_Work to do_: Only a number is wanted: how many lines of the entries include the string "letter"?

_Information shown_:
--- Start ---

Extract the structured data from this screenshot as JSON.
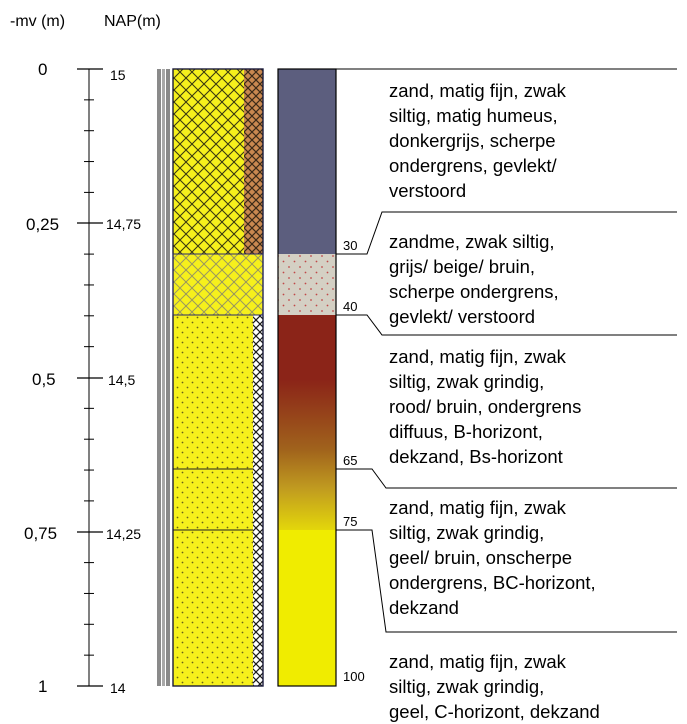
{
  "headers": {
    "mv": "-mv (m)",
    "nap": "NAP(m)"
  },
  "mv_labels": [
    "0",
    "0,25",
    "0,5",
    "0,75",
    "1"
  ],
  "nap_labels": [
    "15",
    "14,75",
    "14,5",
    "14,25",
    "14"
  ],
  "depth_labels": [
    "30",
    "40",
    "65",
    "75",
    "100"
  ],
  "descriptions": [
    {
      "lines": [
        "zand, matig fijn, zwak",
        "siltig, matig humeus,",
        "donkergrijs, scherpe",
        "ondergrens, gevlekt/",
        "verstoord"
      ]
    },
    {
      "lines": [
        "zandme, zwak siltig,",
        "grijs/ beige/ bruin,",
        "scherpe ondergrens,",
        "gevlekt/ verstoord"
      ]
    },
    {
      "lines": [
        "zand, matig fijn, zwak",
        "siltig, zwak grindig,",
        "rood/ bruin, ondergrens",
        "diffuus, B-horizont,",
        "dekzand, Bs-horizont"
      ]
    },
    {
      "lines": [
        "zand, matig fijn, zwak",
        "siltig, zwak grindig,",
        "geel/ bruin, onscherpe",
        "ondergrens, BC-horizont,",
        "dekzand"
      ]
    },
    {
      "lines": [
        "zand, matig fijn, zwak",
        "siltig, zwak grindig,",
        "geel, C-horizont, dekzand"
      ]
    }
  ],
  "colors": {
    "layer1": "#5c5e7e",
    "layer2": "#d4d0c4",
    "layer3_top": "#8b2418",
    "layer4": "#f0ec00",
    "sand_yellow": "#f4ee2a",
    "organic_brown": "#c8834a"
  }
}
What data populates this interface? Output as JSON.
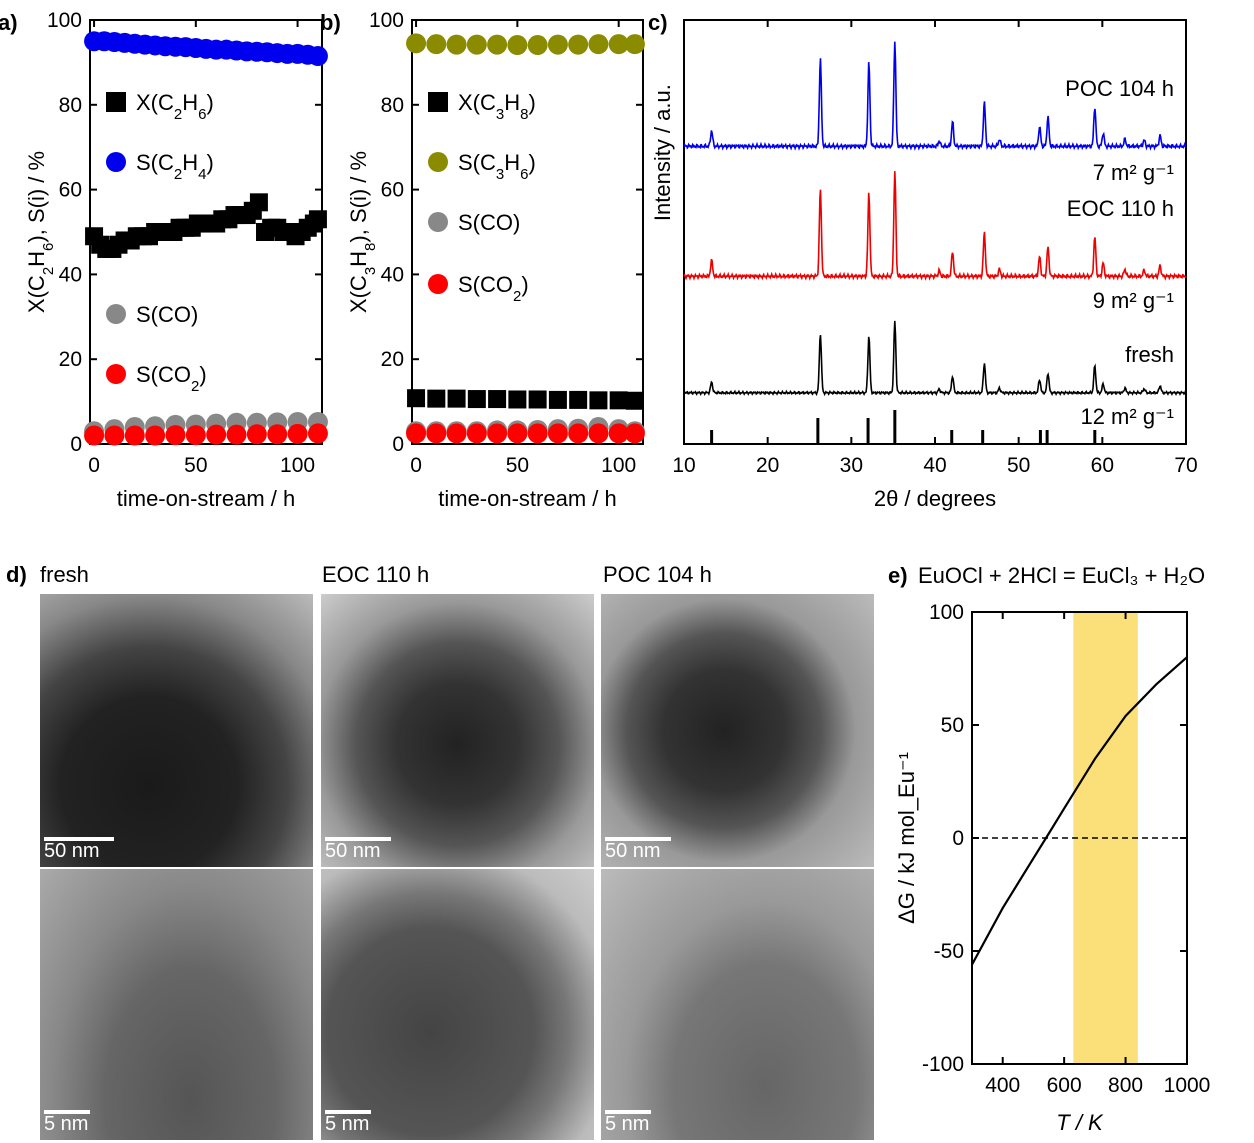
{
  "panels": {
    "a": {
      "letter": "a)"
    },
    "b": {
      "letter": "b)"
    },
    "c": {
      "letter": "c)"
    },
    "d": {
      "letter": "d)"
    },
    "e": {
      "letter": "e)"
    }
  },
  "chart_data": [
    {
      "id": "a",
      "type": "scatter",
      "xlabel": "time-on-stream / h",
      "ylabel": "X(C2H6), S(i) / %",
      "xlim": [
        -2,
        112
      ],
      "ylim": [
        0,
        100
      ],
      "xticks": [
        "0",
        "50",
        "100"
      ],
      "yticks": [
        "0",
        "20",
        "40",
        "60",
        "80",
        "100"
      ],
      "legend": [
        "X(C2H6)",
        "S(C2H4)",
        "S(CO)",
        "S(CO2)"
      ],
      "series": [
        {
          "name": "X(C2H6)",
          "color": "#000000",
          "marker": "square",
          "x": [
            0,
            3,
            6,
            9,
            12,
            15,
            18,
            21,
            24,
            27,
            30,
            33,
            36,
            39,
            42,
            45,
            48,
            51,
            54,
            57,
            60,
            63,
            66,
            69,
            72,
            75,
            78,
            81,
            84,
            87,
            90,
            93,
            96,
            99,
            102,
            105,
            108,
            110
          ],
          "y": [
            49,
            47,
            46,
            46,
            47,
            48,
            48,
            49,
            49,
            49,
            50,
            50,
            50,
            50,
            51,
            51,
            51,
            52,
            52,
            52,
            52,
            53,
            53,
            54,
            54,
            54,
            55,
            57,
            50,
            51,
            51,
            50,
            50,
            49,
            50,
            51,
            52,
            53
          ]
        },
        {
          "name": "S(C2H4)",
          "color": "#0000ee",
          "marker": "circle",
          "x": [
            0,
            5,
            10,
            15,
            20,
            25,
            30,
            35,
            40,
            45,
            50,
            55,
            60,
            65,
            70,
            75,
            80,
            85,
            90,
            95,
            100,
            105,
            110
          ],
          "y": [
            95,
            95,
            94.8,
            94.6,
            94.4,
            94.2,
            94,
            93.8,
            93.7,
            93.6,
            93.4,
            93.2,
            93,
            93,
            92.8,
            92.6,
            92.5,
            92.4,
            92.2,
            92,
            92,
            91.8,
            91.5
          ]
        },
        {
          "name": "S(CO)",
          "color": "#888888",
          "marker": "circle",
          "x": [
            0,
            10,
            20,
            30,
            40,
            50,
            60,
            70,
            80,
            90,
            100,
            110
          ],
          "y": [
            3,
            3.5,
            4,
            4.2,
            4.5,
            4.6,
            4.8,
            5,
            5,
            5.1,
            5.2,
            5.2
          ]
        },
        {
          "name": "S(CO2)",
          "color": "#ff0000",
          "marker": "circle",
          "x": [
            0,
            10,
            20,
            30,
            40,
            50,
            60,
            70,
            80,
            90,
            100,
            110
          ],
          "y": [
            2,
            2,
            2,
            2,
            2.1,
            2.1,
            2.2,
            2.2,
            2.3,
            2.3,
            2.4,
            2.5
          ]
        }
      ]
    },
    {
      "id": "b",
      "type": "scatter",
      "xlabel": "time-on-stream / h",
      "ylabel": "X(C3H8), S(i) / %",
      "xlim": [
        -2,
        112
      ],
      "ylim": [
        0,
        100
      ],
      "xticks": [
        "0",
        "50",
        "100"
      ],
      "yticks": [
        "0",
        "20",
        "40",
        "60",
        "80",
        "100"
      ],
      "legend": [
        "X(C3H8)",
        "S(C3H6)",
        "S(CO)",
        "S(CO2)"
      ],
      "series": [
        {
          "name": "X(C3H8)",
          "color": "#000000",
          "marker": "square",
          "x": [
            0,
            10,
            20,
            30,
            40,
            50,
            60,
            70,
            80,
            90,
            100,
            108
          ],
          "y": [
            10.8,
            10.7,
            10.7,
            10.6,
            10.6,
            10.5,
            10.5,
            10.4,
            10.4,
            10.3,
            10.3,
            10.2
          ]
        },
        {
          "name": "S(C3H6)",
          "color": "#8b8b00",
          "marker": "circle",
          "x": [
            0,
            10,
            20,
            30,
            40,
            50,
            60,
            70,
            80,
            90,
            100,
            108
          ],
          "y": [
            94.5,
            94.3,
            94.2,
            94.2,
            94.2,
            94.1,
            94.1,
            94.2,
            94.2,
            94.3,
            94.3,
            94.3
          ]
        },
        {
          "name": "S(CO)",
          "color": "#888888",
          "marker": "circle",
          "x": [
            0,
            10,
            20,
            30,
            40,
            50,
            60,
            70,
            80,
            90,
            100,
            108
          ],
          "y": [
            3,
            3,
            3,
            3,
            3.2,
            3.2,
            3.3,
            3.5,
            3.6,
            4,
            3.5,
            3
          ]
        },
        {
          "name": "S(CO2)",
          "color": "#ff0000",
          "marker": "circle",
          "x": [
            0,
            10,
            20,
            30,
            40,
            50,
            60,
            70,
            80,
            90,
            100,
            108
          ],
          "y": [
            2.5,
            2.5,
            2.5,
            2.5,
            2.5,
            2.5,
            2.5,
            2.5,
            2.5,
            2.5,
            2.5,
            2.5
          ]
        }
      ]
    },
    {
      "id": "c",
      "type": "line",
      "xlabel": "2θ / degrees",
      "ylabel": "Intensity / a.u.",
      "xlim": [
        10,
        70
      ],
      "xticks": [
        "10",
        "20",
        "30",
        "40",
        "50",
        "60",
        "70"
      ],
      "peaks": [
        {
          "pos": 13.3,
          "h": 0.18
        },
        {
          "pos": 26.3,
          "h": 1.0
        },
        {
          "pos": 32.1,
          "h": 0.95
        },
        {
          "pos": 35.2,
          "h": 1.2
        },
        {
          "pos": 40.5,
          "h": 0.06
        },
        {
          "pos": 42.1,
          "h": 0.28
        },
        {
          "pos": 45.9,
          "h": 0.5
        },
        {
          "pos": 47.7,
          "h": 0.08
        },
        {
          "pos": 52.5,
          "h": 0.22
        },
        {
          "pos": 53.5,
          "h": 0.33
        },
        {
          "pos": 59.1,
          "h": 0.45
        },
        {
          "pos": 60.1,
          "h": 0.15
        },
        {
          "pos": 62.7,
          "h": 0.08
        },
        {
          "pos": 65.0,
          "h": 0.07
        },
        {
          "pos": 66.9,
          "h": 0.12
        }
      ],
      "series": [
        {
          "name": "POC 104 h",
          "color": "#0000ee",
          "area_label": "7 m² g⁻¹"
        },
        {
          "name": "EOC 110 h",
          "color": "#ee0000",
          "area_label": "9 m² g⁻¹"
        },
        {
          "name": "fresh",
          "color": "#000000",
          "area_label": "12 m² g⁻¹"
        }
      ],
      "reference": [
        13.3,
        26.0,
        32.0,
        35.2,
        42.0,
        45.7,
        52.6,
        53.4,
        59.1
      ]
    },
    {
      "id": "e",
      "type": "line",
      "title": "EuOCl + 2HCl = EuCl₃ + H₂O",
      "xlabel": "T / K",
      "ylabel": "ΔG / kJ mol_Eu⁻¹",
      "xlim": [
        300,
        1000
      ],
      "ylim": [
        -100,
        100
      ],
      "xticks": [
        "400",
        "600",
        "800",
        "1000"
      ],
      "yticks": [
        "-100",
        "-50",
        "0",
        "50",
        "100"
      ],
      "highlight_range": [
        630,
        840
      ],
      "highlight_color": "#fbe07a",
      "x": [
        300,
        400,
        500,
        550,
        600,
        700,
        800,
        900,
        1000
      ],
      "y": [
        -56,
        -31,
        -9,
        2,
        13,
        35,
        54,
        68,
        80
      ]
    }
  ],
  "tem": {
    "labels": [
      "fresh",
      "EOC 110 h",
      "POC 104 h"
    ],
    "scale_top": "50 nm",
    "scale_bottom": "5 nm"
  }
}
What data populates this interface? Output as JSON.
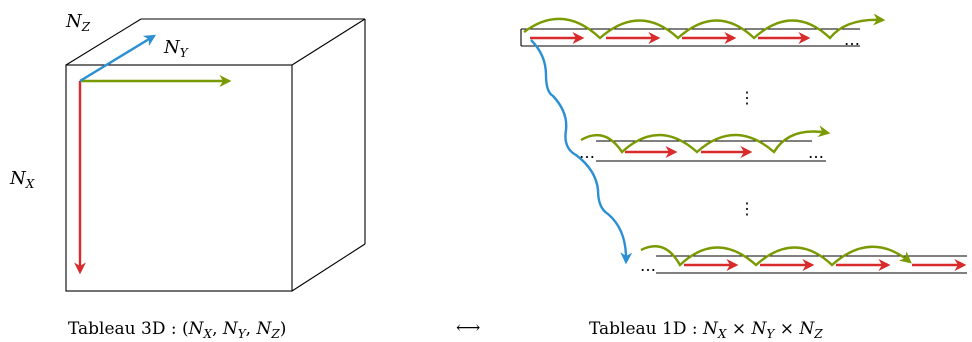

--- End ---

_Task result_: 5